WHAT YOU ARE ASKED TO DO: Write out the whole listing again, exactly.

[Data extracted from a collection]
(begin)

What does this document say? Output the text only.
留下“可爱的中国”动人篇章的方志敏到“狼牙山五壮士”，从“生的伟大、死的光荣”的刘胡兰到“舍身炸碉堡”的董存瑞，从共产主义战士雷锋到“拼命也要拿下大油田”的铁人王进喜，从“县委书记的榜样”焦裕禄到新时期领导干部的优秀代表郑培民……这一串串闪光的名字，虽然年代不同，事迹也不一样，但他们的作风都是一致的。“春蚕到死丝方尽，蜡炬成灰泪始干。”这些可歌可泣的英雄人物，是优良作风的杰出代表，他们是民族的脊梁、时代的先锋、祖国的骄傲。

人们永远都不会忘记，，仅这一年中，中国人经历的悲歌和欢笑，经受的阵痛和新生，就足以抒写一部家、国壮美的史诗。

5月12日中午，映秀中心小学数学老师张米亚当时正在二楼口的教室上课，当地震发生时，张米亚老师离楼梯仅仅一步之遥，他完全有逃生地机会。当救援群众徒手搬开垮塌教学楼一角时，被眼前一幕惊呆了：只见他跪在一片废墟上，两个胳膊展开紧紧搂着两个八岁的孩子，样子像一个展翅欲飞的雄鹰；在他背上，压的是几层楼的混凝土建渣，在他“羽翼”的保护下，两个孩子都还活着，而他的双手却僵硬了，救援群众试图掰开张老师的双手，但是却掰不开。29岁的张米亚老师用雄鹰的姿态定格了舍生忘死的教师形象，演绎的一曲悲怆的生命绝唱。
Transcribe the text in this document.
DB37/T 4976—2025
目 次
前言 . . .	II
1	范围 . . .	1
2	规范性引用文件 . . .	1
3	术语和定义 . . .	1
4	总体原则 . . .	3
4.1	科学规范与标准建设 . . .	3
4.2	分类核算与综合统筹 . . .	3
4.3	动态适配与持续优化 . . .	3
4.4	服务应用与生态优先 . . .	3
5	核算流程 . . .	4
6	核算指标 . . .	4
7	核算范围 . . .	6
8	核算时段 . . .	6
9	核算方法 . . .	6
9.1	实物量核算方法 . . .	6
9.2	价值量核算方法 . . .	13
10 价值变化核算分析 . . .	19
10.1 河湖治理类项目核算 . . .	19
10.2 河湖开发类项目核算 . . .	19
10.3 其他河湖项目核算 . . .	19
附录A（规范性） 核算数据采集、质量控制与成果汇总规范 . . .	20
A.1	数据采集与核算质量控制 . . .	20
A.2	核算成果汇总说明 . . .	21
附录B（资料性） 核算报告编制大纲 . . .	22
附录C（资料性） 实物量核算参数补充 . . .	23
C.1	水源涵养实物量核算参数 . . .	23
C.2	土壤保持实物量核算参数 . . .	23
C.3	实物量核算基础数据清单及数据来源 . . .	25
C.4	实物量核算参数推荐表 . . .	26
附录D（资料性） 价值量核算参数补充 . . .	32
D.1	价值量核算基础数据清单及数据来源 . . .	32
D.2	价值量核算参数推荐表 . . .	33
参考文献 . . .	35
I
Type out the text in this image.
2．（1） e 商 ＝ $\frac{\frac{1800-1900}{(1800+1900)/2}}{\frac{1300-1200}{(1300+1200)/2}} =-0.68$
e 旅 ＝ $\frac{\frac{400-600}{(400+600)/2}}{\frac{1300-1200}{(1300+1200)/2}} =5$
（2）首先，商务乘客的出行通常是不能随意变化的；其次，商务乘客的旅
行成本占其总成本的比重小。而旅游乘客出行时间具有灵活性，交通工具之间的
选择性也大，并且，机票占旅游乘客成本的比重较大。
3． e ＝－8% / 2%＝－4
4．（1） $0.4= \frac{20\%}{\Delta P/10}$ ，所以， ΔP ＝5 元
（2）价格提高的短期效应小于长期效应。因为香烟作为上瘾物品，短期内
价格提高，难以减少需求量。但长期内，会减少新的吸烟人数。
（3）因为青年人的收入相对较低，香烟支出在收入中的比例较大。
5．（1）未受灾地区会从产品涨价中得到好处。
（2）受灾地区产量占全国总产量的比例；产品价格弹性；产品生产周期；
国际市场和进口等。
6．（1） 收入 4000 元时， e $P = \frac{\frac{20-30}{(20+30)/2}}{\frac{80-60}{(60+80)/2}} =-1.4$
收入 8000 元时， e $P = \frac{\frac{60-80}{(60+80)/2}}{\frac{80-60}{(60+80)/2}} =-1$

(end)

SOLVED PROBLEM:
What does this document say? Output the text only.
留下“可爱的中国”动人篇章的方志敏到“狼牙山五壮士”，从“生的伟大、死的光荣”的刘胡兰到“舍身炸碉堡”的董存瑞，从共产主义战士雷锋到“拼命也要拿下大油田”的铁人王进喜，从“县委书记的榜样”焦裕禄到新时期领导干部的优秀代表郑培民……这一串串闪光的名字，虽然年代不同，事迹也不一样，但他们的作风都是一致的。“春蚕到死丝方尽，蜡炬成灰泪始干。”这些可歌可泣的英雄人物，是优良作风的杰出代表，他们是民族的脊梁、时代的先锋、祖国的骄傲。

人们永远都不会忘记，，仅这一年中，中国人经历的悲歌和欢笑，经受的阵痛和新生，就足以抒写一部家、国壮美的史诗。

5月12日中午，映秀中心小学数学老师张米亚当时正在二楼口的教室上课，当地震发生时，张米亚老师离楼梯仅仅一步之遥，他完全有逃生地机会。当救援群众徒手搬开垮塌教学楼一角时，被眼前一幕惊呆了：只见他跪在一片废墟上，两个胳膊展开紧紧搂着两个八岁的孩子，样子像一个展翅欲飞的雄鹰；在他背上，压的是几层楼的混凝土建渣，在他“羽翼”的保护下，两个孩子都还活着，而他的双手却僵硬了，救援群众试图掰开张老师的双手，但是却掰不开。29岁的张米亚老师用雄鹰的姿态定格了舍生忘死的教师形象，演绎的一曲悲怆的生命绝唱。
Transcribe the text in this document.
DB37/T 4976—2025
目 次
前言 . . .	II
1	范围 . . .	1
2	规范性引用文件 . . .	1
3	术语和定义 . . .	1
4	总体原则 . . .	3
4.1	科学规范与标准建设 . . .	3
4.2	分类核算与综合统筹 . . .	3
4.3	动态适配与持续优化 . . .	3
4.4	服务应用与生态优先 . . .	3
5	核算流程 . . .	4
6	核算指标 . . .	4
7	核算范围 . . .	6
8	核算时段 . . .	6
9	核算方法 . . .	6
9.1	实物量核算方法 . . .	6
9.2	价值量核算方法 . . .	13
10 价值变化核算分析 . . .	19
10.1 河湖治理类项目核算 . . .	19
10.2 河湖开发类项目核算 . . .	19
10.3 其他河湖项目核算 . . .	19
附录A（规范性） 核算数据采集、质量控制与成果汇总规范 . . .	20
A.1	数据采集与核算质量控制 . . .	20
A.2	核算成果汇总说明 . . .	21
附录B（资料性） 核算报告编制大纲 . . .	22
附录C（资料性） 实物量核算参数补充 . . .	23
C.1	水源涵养实物量核算参数 . . .	23
C.2	土壤保持实物量核算参数 . . .	23
C.3	实物量核算基础数据清单及数据来源 . . .	25
C.4	实物量核算参数推荐表 . . .	26
附录D（资料性） 价值量核算参数补充 . . .	32
D.1	价值量核算基础数据清单及数据来源 . . .	32
D.2	价值量核算参数推荐表 . . .	33
参考文献 . . .	35
I
Type out the text in this image.
2．（1） e 商 ＝ $\frac{\frac{1800-1900}{(1800+1900)/2}}{\frac{1300-1200}{(1300+1200)/2}} =-0.68$
e 旅 ＝ $\frac{\frac{400-600}{(400+600)/2}}{\frac{1300-1200}{(1300+1200)/2}} =5$
（2）首先，商务乘客的出行通常是不能随意变化的；其次，商务乘客的旅
行成本占其总成本的比重小。而旅游乘客出行时间具有灵活性，交通工具之间的
选择性也大，并且，机票占旅游乘客成本的比重较大。
3． e ＝－8% / 2%＝－4
4．（1） $0.4= \frac{20\%}{\Delta P/10}$ ，所以， ΔP ＝5 元
（2）价格提高的短期效应小于长期效应。因为香烟作为上瘾物品，短期内
价格提高，难以减少需求量。但长期内，会减少新的吸烟人数。
（3）因为青年人的收入相对较低，香烟支出在收入中的比例较大。
5．（1）未受灾地区会从产品涨价中得到好处。
（2）受灾地区产量占全国总产量的比例；产品价格弹性；产品生产周期；
国际市场和进口等。
6．（1） 收入 4000 元时， e $P = \frac{\frac{20-30}{(20+30)/2}}{\frac{80-60}{(60+80)/2}} =-1.4$
收入 8000 元时， e $P = \frac{\frac{60-80}{(60+80)/2}}{\frac{80-60}{(60+80)/2}} =-1$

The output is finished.